Records shown:
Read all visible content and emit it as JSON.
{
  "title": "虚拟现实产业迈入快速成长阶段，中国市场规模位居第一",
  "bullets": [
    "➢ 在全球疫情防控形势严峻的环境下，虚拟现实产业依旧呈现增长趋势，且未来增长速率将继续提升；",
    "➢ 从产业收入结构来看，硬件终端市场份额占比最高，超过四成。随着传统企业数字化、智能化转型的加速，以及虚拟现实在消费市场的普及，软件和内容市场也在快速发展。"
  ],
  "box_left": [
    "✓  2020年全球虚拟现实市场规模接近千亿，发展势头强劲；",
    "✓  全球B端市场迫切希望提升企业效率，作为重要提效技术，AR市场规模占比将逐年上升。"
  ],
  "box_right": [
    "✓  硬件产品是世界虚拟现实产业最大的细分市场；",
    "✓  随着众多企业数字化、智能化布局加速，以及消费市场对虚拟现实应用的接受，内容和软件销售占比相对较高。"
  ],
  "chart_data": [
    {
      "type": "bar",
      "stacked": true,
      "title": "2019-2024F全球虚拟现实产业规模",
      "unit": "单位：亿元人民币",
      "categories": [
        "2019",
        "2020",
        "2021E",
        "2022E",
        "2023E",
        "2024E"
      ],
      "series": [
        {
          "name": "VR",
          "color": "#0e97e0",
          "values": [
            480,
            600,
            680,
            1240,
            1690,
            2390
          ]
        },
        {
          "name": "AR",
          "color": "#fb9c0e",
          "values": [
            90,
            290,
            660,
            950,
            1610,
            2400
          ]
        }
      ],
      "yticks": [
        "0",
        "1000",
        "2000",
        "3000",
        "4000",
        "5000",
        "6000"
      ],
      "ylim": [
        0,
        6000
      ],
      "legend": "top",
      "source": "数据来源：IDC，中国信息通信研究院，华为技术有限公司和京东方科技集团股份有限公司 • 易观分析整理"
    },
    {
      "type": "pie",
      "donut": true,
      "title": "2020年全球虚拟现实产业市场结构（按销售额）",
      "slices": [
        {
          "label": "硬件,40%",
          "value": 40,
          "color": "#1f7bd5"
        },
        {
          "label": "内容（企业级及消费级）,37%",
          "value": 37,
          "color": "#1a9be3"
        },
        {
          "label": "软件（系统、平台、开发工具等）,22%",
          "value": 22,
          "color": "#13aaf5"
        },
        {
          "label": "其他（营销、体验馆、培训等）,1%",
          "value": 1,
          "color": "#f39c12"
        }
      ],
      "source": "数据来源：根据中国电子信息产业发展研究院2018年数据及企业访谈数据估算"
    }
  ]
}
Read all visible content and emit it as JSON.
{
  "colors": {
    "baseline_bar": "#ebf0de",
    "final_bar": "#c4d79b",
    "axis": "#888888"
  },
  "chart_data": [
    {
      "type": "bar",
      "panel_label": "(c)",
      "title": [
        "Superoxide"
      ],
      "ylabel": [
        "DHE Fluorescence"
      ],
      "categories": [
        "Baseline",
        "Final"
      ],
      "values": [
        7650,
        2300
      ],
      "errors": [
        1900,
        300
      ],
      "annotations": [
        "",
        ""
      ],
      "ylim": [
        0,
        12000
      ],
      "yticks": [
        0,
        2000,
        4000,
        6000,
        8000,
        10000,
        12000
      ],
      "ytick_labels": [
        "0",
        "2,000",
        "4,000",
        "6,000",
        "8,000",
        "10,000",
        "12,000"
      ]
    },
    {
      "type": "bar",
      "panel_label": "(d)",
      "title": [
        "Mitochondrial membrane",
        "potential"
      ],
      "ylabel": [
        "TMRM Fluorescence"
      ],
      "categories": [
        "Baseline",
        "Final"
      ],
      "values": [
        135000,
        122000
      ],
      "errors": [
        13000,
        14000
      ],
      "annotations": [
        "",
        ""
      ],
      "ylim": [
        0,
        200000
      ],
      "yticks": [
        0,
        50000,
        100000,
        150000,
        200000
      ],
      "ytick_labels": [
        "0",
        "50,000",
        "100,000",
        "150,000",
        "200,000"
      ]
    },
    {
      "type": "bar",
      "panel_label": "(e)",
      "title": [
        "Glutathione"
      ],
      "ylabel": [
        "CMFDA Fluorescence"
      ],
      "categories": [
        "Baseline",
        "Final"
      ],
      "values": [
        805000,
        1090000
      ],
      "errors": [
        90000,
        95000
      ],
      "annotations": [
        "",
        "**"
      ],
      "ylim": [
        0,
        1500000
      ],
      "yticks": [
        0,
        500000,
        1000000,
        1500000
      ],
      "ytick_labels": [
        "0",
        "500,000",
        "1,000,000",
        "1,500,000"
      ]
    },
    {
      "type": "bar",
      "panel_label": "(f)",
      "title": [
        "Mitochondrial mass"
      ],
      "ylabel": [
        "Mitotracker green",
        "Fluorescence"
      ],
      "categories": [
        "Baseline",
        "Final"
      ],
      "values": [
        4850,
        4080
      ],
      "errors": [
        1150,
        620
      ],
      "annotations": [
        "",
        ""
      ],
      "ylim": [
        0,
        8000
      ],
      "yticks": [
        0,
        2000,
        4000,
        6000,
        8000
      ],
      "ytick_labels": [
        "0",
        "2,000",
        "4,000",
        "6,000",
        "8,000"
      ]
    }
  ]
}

What the task asks:
Output all of the data above without any alteration.

Correct response:
Read all visible content and emit it as JSON.
{
  "title": "虚拟现实产业迈入快速成长阶段，中国市场规模位居第一",
  "bullets": [
    "➢ 在全球疫情防控形势严峻的环境下，虚拟现实产业依旧呈现增长趋势，且未来增长速率将继续提升；",
    "➢ 从产业收入结构来看，硬件终端市场份额占比最高，超过四成。随着传统企业数字化、智能化转型的加速，以及虚拟现实在消费市场的普及，软件和内容市场也在快速发展。"
  ],
  "box_left": [
    "✓  2020年全球虚拟现实市场规模接近千亿，发展势头强劲；",
    "✓  全球B端市场迫切希望提升企业效率，作为重要提效技术，AR市场规模占比将逐年上升。"
  ],
  "box_right": [
    "✓  硬件产品是世界虚拟现实产业最大的细分市场；",
    "✓  随着众多企业数字化、智能化布局加速，以及消费市场对虚拟现实应用的接受，内容和软件销售占比相对较高。"
  ],
  "chart_data": [
    {
      "type": "bar",
      "stacked": true,
      "title": "2019-2024F全球虚拟现实产业规模",
      "unit": "单位：亿元人民币",
      "categories": [
        "2019",
        "2020",
        "2021E",
        "2022E",
        "2023E",
        "2024E"
      ],
      "series": [
        {
          "name": "VR",
          "color": "#0e97e0",
          "values": [
            480,
            600,
            680,
            1240,
            1690,
            2390
          ]
        },
        {
          "name": "AR",
          "color": "#fb9c0e",
          "values": [
            90,
            290,
            660,
            950,
            1610,
            2400
          ]
        }
      ],
      "yticks": [
        "0",
        "1000",
        "2000",
        "3000",
        "4000",
        "5000",
        "6000"
      ],
      "ylim": [
        0,
        6000
      ],
      "legend": "top",
      "source": "数据来源：IDC，中国信息通信研究院，华为技术有限公司和京东方科技集团股份有限公司 • 易观分析整理"
    },
    {
      "type": "pie",
      "donut": true,
      "title": "2020年全球虚拟现实产业市场结构（按销售额）",
      "slices": [
        {
          "label": "硬件,40%",
          "value": 40,
          "color": "#1f7bd5"
        },
        {
          "label": "内容（企业级及消费级）,37%",
          "value": 37,
          "color": "#1a9be3"
        },
        {
          "label": "软件（系统、平台、开发工具等）,22%",
          "value": 22,
          "color": "#13aaf5"
        },
        {
          "label": "其他（营销、体验馆、培训等）,1%",
          "value": 1,
          "color": "#f39c12"
        }
      ],
      "source": "数据来源：根据中国电子信息产业发展研究院2018年数据及企业访谈数据估算"
    }
  ]
}
Read all visible content and emit it as JSON.
{
  "colors": {
    "baseline_bar": "#ebf0de",
    "final_bar": "#c4d79b",
    "axis": "#888888"
  },
  "chart_data": [
    {
      "type": "bar",
      "panel_label": "(c)",
      "title": [
        "Superoxide"
      ],
      "ylabel": [
        "DHE Fluorescence"
      ],
      "categories": [
        "Baseline",
        "Final"
      ],
      "values": [
        7650,
        2300
      ],
      "errors": [
        1900,
        300
      ],
      "annotations": [
        "",
        ""
      ],
      "ylim": [
        0,
        12000
      ],
      "yticks": [
        0,
        2000,
        4000,
        6000,
        8000,
        10000,
        12000
      ],
      "ytick_labels": [
        "0",
        "2,000",
        "4,000",
        "6,000",
        "8,000",
        "10,000",
        "12,000"
      ]
    },
    {
      "type": "bar",
      "panel_label": "(d)",
      "title": [
        "Mitochondrial membrane",
        "potential"
      ],
      "ylabel": [
        "TMRM Fluorescence"
      ],
      "categories": [
        "Baseline",
        "Final"
      ],
      "values": [
        135000,
        122000
      ],
      "errors": [
        13000,
        14000
      ],
      "annotations": [
        "",
        ""
      ],
      "ylim": [
        0,
        200000
      ],
      "yticks": [
        0,
        50000,
        100000,
        150000,
        200000
      ],
      "ytick_labels": [
        "0",
        "50,000",
        "100,000",
        "150,000",
        "200,000"
      ]
    },
    {
      "type": "bar",
      "panel_label": "(e)",
      "title": [
        "Glutathione"
      ],
      "ylabel": [
        "CMFDA Fluorescence"
      ],
      "categories": [
        "Baseline",
        "Final"
      ],
      "values": [
        805000,
        1090000
      ],
      "errors": [
        90000,
        95000
      ],
      "annotations": [
        "",
        "**"
      ],
      "ylim": [
        0,
        1500000
      ],
      "yticks": [
        0,
        500000,
        1000000,
        1500000
      ],
      "ytick_labels": [
        "0",
        "500,000",
        "1,000,000",
        "1,500,000"
      ]
    },
    {
      "type": "bar",
      "panel_label": "(f)",
      "title": [
        "Mitochondrial mass"
      ],
      "ylabel": [
        "Mitotracker green",
        "Fluorescence"
      ],
      "categories": [
        "Baseline",
        "Final"
      ],
      "values": [
        4850,
        4080
      ],
      "errors": [
        1150,
        620
      ],
      "annotations": [
        "",
        ""
      ],
      "ylim": [
        0,
        8000
      ],
      "yticks": [
        0,
        2000,
        4000,
        6000,
        8000
      ],
      "ytick_labels": [
        "0",
        "2,000",
        "4,000",
        "6,000",
        "8,000"
      ]
    }
  ]
}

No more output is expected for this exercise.